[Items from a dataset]

◇ ◇ ◇ ◇ ◇

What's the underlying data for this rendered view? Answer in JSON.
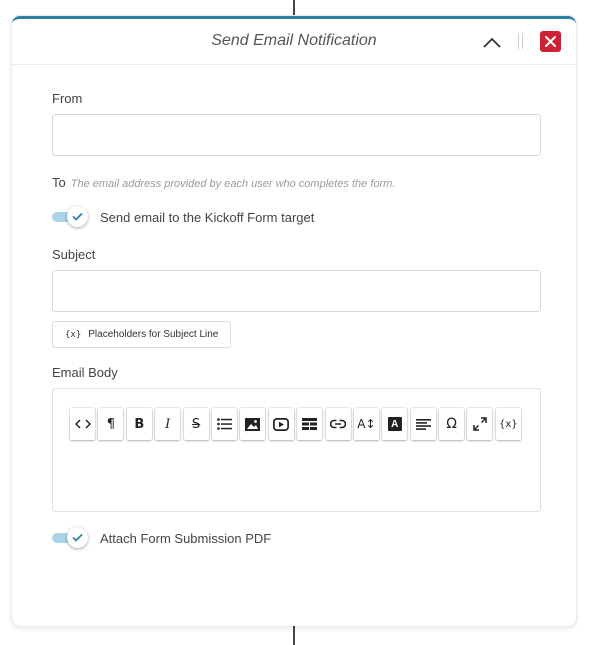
{
  "dialog": {
    "title": "Send Email Notification"
  },
  "from": {
    "label": "From",
    "value": "",
    "placeholder": ""
  },
  "to": {
    "label": "To",
    "hint": "The email address provided by each user who completes the form.",
    "toggle_label": "Send email to the Kickoff Form target",
    "toggle_on": true
  },
  "subject": {
    "label": "Subject",
    "value": "",
    "placeholder": "",
    "placeholder_button_icon": "{x}",
    "placeholder_button_label": "Placeholders for Subject Line"
  },
  "email_body": {
    "label": "Email Body",
    "value": "",
    "toolbar": [
      {
        "name": "code-view-icon"
      },
      {
        "name": "paragraph-icon",
        "glyph": "¶"
      },
      {
        "name": "bold-icon",
        "glyph": "B"
      },
      {
        "name": "italic-icon",
        "glyph": "I"
      },
      {
        "name": "strikethrough-icon",
        "glyph": "S"
      },
      {
        "name": "bulleted-list-icon"
      },
      {
        "name": "insert-image-icon"
      },
      {
        "name": "insert-video-icon"
      },
      {
        "name": "insert-table-icon"
      },
      {
        "name": "insert-link-icon"
      },
      {
        "name": "font-size-icon",
        "glyph": "A↕"
      },
      {
        "name": "text-color-icon",
        "glyph": "A"
      },
      {
        "name": "align-icon"
      },
      {
        "name": "special-characters-icon",
        "glyph": "Ω"
      },
      {
        "name": "fullscreen-icon"
      },
      {
        "name": "placeholders-icon",
        "glyph": "{x}"
      }
    ]
  },
  "attach": {
    "toggle_label": "Attach Form Submission PDF",
    "toggle_on": true
  },
  "colors": {
    "accent": "#2f7fa2",
    "close_button": "#cc2233",
    "toggle_track": "#a9d4e6",
    "check": "#2f7fa2"
  }
}
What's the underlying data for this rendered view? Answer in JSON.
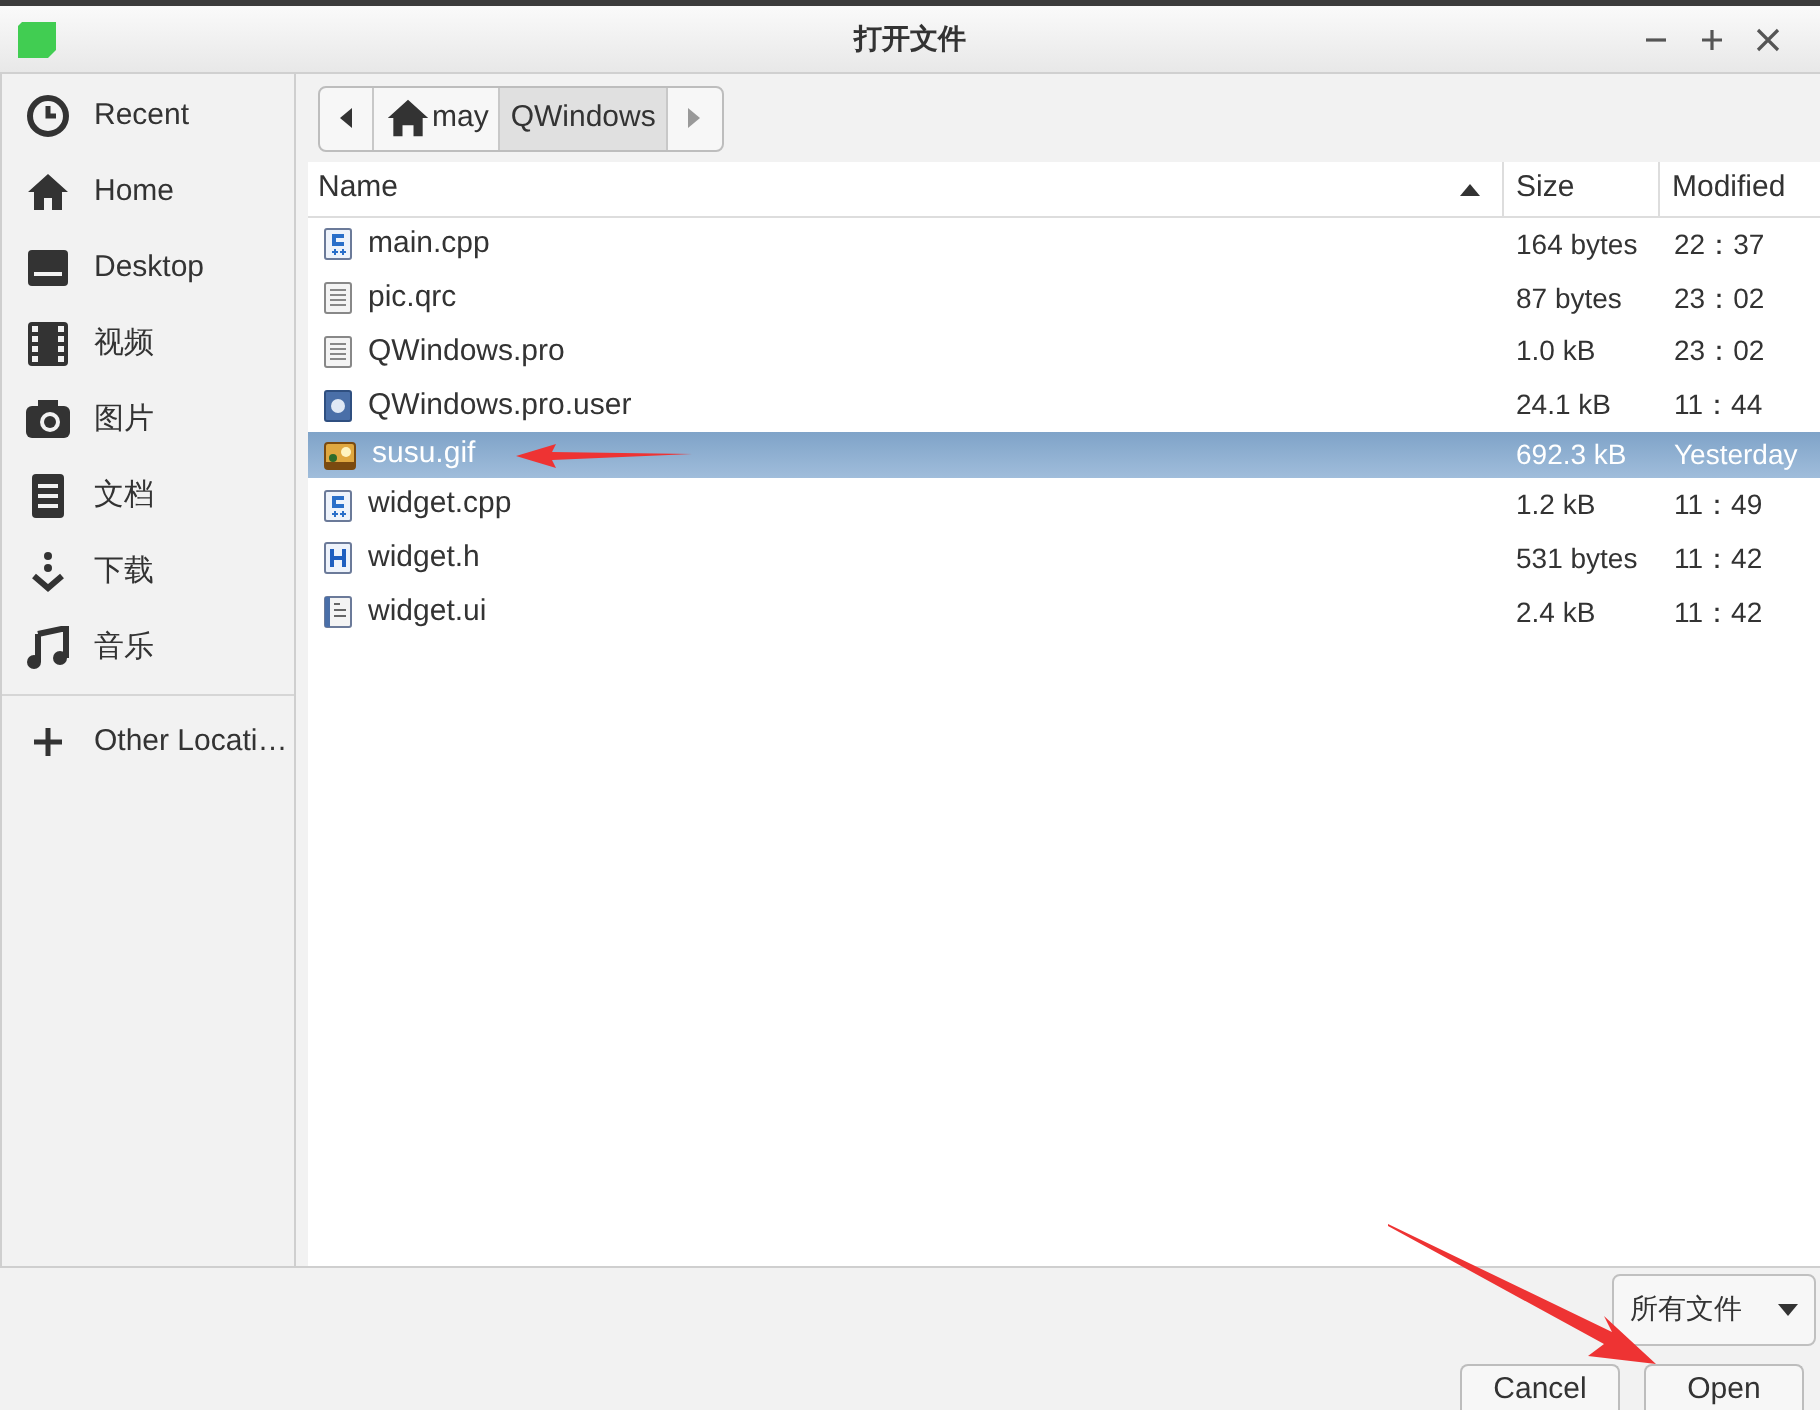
{
  "window": {
    "title": "打开文件"
  },
  "sidebar": {
    "items": [
      {
        "label": "Recent"
      },
      {
        "label": "Home"
      },
      {
        "label": "Desktop"
      },
      {
        "label": "视频"
      },
      {
        "label": "图片"
      },
      {
        "label": "文档"
      },
      {
        "label": "下载"
      },
      {
        "label": "音乐"
      }
    ],
    "other": {
      "label": "Other Locati…"
    }
  },
  "path_bar": {
    "segments": [
      {
        "label": "may",
        "kind": "home",
        "selected": false
      },
      {
        "label": "QWindows",
        "kind": "folder",
        "selected": true
      }
    ]
  },
  "table": {
    "columns": [
      "Name",
      "Size",
      "Modified"
    ],
    "rows": [
      {
        "name": "main.cpp",
        "kind": "cpp",
        "size": "164 bytes",
        "modified": "22：37",
        "selected": false
      },
      {
        "name": "pic.qrc",
        "kind": "text",
        "size": "87 bytes",
        "modified": "23：02",
        "selected": false
      },
      {
        "name": "QWindows.pro",
        "kind": "text",
        "size": "1.0 kB",
        "modified": "23：02",
        "selected": false
      },
      {
        "name": "QWindows.pro.user",
        "kind": "user",
        "size": "24.1 kB",
        "modified": "11：44",
        "selected": false
      },
      {
        "name": "susu.gif",
        "kind": "image",
        "size": "692.3 kB",
        "modified": "Yesterday",
        "selected": true
      },
      {
        "name": "widget.cpp",
        "kind": "cpp",
        "size": "1.2 kB",
        "modified": "11：49",
        "selected": false
      },
      {
        "name": "widget.h",
        "kind": "header",
        "size": "531 bytes",
        "modified": "11：42",
        "selected": false
      },
      {
        "name": "widget.ui",
        "kind": "ui",
        "size": "2.4 kB",
        "modified": "11：42",
        "selected": false
      }
    ]
  },
  "filter": {
    "value": "所有文件"
  },
  "buttons": [
    "Cancel",
    "Open"
  ]
}
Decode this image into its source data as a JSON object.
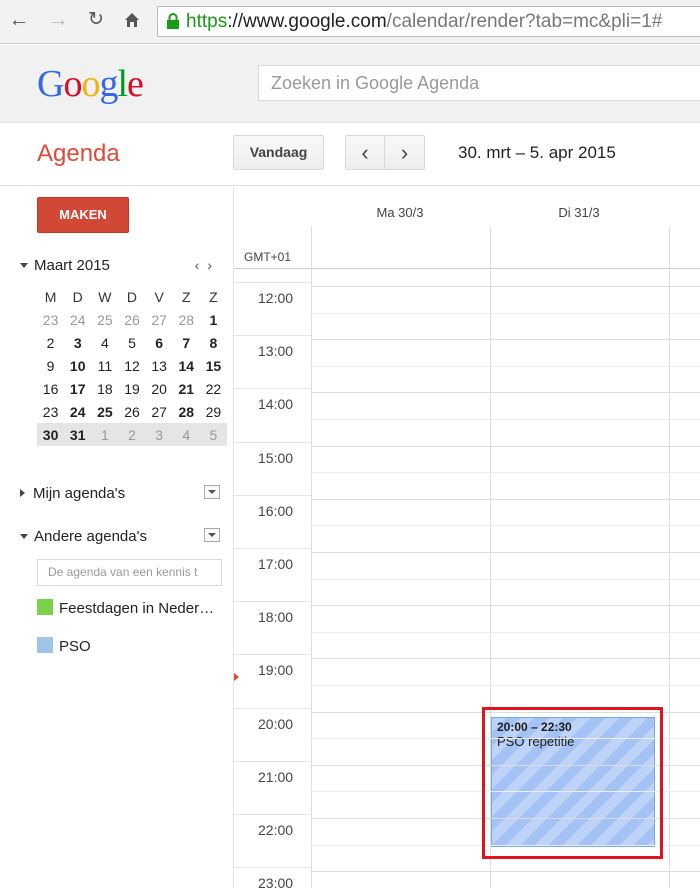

◇ ◇ ◇ ◇ ◇

*Task goal*:
From the entries above, output every line exactly and omit any image.

*Task output*:
What's the underlying data for this rendered view? Answer in JSON.
{
  "dialog": {
    "title": "Send Email Notification"
  },
  "from": {
    "label": "From",
    "value": "",
    "placeholder": ""
  },
  "to": {
    "label": "To",
    "hint": "The email address provided by each user who completes the form.",
    "toggle_label": "Send email to the Kickoff Form target",
    "toggle_on": true
  },
  "subject": {
    "label": "Subject",
    "value": "",
    "placeholder": "",
    "placeholder_button_icon": "{x}",
    "placeholder_button_label": "Placeholders for Subject Line"
  },
  "email_body": {
    "label": "Email Body",
    "value": "",
    "toolbar": [
      {
        "name": "code-view-icon"
      },
      {
        "name": "paragraph-icon",
        "glyph": "¶"
      },
      {
        "name": "bold-icon",
        "glyph": "B"
      },
      {
        "name": "italic-icon",
        "glyph": "I"
      },
      {
        "name": "strikethrough-icon",
        "glyph": "S"
      },
      {
        "name": "bulleted-list-icon"
      },
      {
        "name": "insert-image-icon"
      },
      {
        "name": "insert-video-icon"
      },
      {
        "name": "insert-table-icon"
      },
      {
        "name": "insert-link-icon"
      },
      {
        "name": "font-size-icon",
        "glyph": "A↕"
      },
      {
        "name": "text-color-icon",
        "glyph": "A"
      },
      {
        "name": "align-icon"
      },
      {
        "name": "special-characters-icon",
        "glyph": "Ω"
      },
      {
        "name": "fullscreen-icon"
      },
      {
        "name": "placeholders-icon",
        "glyph": "{x}"
      }
    ]
  },
  "attach": {
    "toggle_label": "Attach Form Submission PDF",
    "toggle_on": true
  },
  "colors": {
    "accent": "#2f7fa2",
    "close_button": "#cc2233",
    "toggle_track": "#a9d4e6",
    "check": "#2f7fa2"
  }
}
What's the underlying data for this rendered view? Answer in JSON.
{
  "window": {
    "title": "打开文件"
  },
  "sidebar": {
    "items": [
      {
        "label": "Recent"
      },
      {
        "label": "Home"
      },
      {
        "label": "Desktop"
      },
      {
        "label": "视频"
      },
      {
        "label": "图片"
      },
      {
        "label": "文档"
      },
      {
        "label": "下载"
      },
      {
        "label": "音乐"
      }
    ],
    "other": {
      "label": "Other Locati…"
    }
  },
  "path_bar": {
    "segments": [
      {
        "label": "may",
        "kind": "home",
        "selected": false
      },
      {
        "label": "QWindows",
        "kind": "folder",
        "selected": true
      }
    ]
  },
  "table": {
    "columns": [
      "Name",
      "Size",
      "Modified"
    ],
    "rows": [
      {
        "name": "main.cpp",
        "kind": "cpp",
        "size": "164 bytes",
        "modified": "22：37",
        "selected": false
      },
      {
        "name": "pic.qrc",
        "kind": "text",
        "size": "87 bytes",
        "modified": "23：02",
        "selected": false
      },
      {
        "name": "QWindows.pro",
        "kind": "text",
        "size": "1.0 kB",
        "modified": "23：02",
        "selected": false
      },
      {
        "name": "QWindows.pro.user",
        "kind": "user",
        "size": "24.1 kB",
        "modified": "11：44",
        "selected": false
      },
      {
        "name": "susu.gif",
        "kind": "image",
        "size": "692.3 kB",
        "modified": "Yesterday",
        "selected": true
      },
      {
        "name": "widget.cpp",
        "kind": "cpp",
        "size": "1.2 kB",
        "modified": "11：49",
        "selected": false
      },
      {
        "name": "widget.h",
        "kind": "header",
        "size": "531 bytes",
        "modified": "11：42",
        "selected": false
      },
      {
        "name": "widget.ui",
        "kind": "ui",
        "size": "2.4 kB",
        "modified": "11：42",
        "selected": false
      }
    ]
  },
  "filter": {
    "value": "所有文件"
  },
  "buttons": [
    "Cancel",
    "Open"
  ]
}
Decode this image into its source data as a JSON object.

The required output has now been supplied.